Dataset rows

══════════════════════════════

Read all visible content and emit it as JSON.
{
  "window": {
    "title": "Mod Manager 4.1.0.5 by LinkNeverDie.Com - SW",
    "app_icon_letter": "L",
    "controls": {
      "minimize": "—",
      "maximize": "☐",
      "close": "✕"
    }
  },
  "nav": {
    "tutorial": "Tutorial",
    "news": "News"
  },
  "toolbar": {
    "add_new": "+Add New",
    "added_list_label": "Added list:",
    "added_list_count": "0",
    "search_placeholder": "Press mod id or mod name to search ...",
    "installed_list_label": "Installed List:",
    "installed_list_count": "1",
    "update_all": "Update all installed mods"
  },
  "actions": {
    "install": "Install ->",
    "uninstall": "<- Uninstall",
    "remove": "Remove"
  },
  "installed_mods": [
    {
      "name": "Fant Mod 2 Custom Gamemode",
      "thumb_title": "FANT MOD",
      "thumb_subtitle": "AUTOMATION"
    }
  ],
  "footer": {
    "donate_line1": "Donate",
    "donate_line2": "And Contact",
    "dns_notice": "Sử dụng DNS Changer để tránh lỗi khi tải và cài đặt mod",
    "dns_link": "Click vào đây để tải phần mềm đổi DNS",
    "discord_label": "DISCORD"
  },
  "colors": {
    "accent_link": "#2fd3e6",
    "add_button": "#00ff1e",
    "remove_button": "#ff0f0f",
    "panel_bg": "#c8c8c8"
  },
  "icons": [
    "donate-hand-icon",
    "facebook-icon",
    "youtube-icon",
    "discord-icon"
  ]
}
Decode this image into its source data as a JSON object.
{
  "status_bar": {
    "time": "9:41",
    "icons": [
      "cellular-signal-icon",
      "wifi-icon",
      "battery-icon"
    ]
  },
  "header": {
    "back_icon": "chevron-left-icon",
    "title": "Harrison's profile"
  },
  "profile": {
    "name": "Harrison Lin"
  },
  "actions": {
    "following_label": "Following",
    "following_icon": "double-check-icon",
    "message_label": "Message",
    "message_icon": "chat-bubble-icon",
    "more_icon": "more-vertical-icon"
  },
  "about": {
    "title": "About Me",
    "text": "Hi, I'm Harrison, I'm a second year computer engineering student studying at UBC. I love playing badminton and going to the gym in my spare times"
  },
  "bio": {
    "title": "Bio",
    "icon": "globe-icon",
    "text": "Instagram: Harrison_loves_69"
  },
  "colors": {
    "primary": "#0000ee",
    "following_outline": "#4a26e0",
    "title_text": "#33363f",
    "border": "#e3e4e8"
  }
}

══════════════════════════════

Short task = Go through the records. Copy each line where "JSON" appears.

The solution =
Read all visible content and emit it as JSON.
Decode this image into its source data as a JSON object.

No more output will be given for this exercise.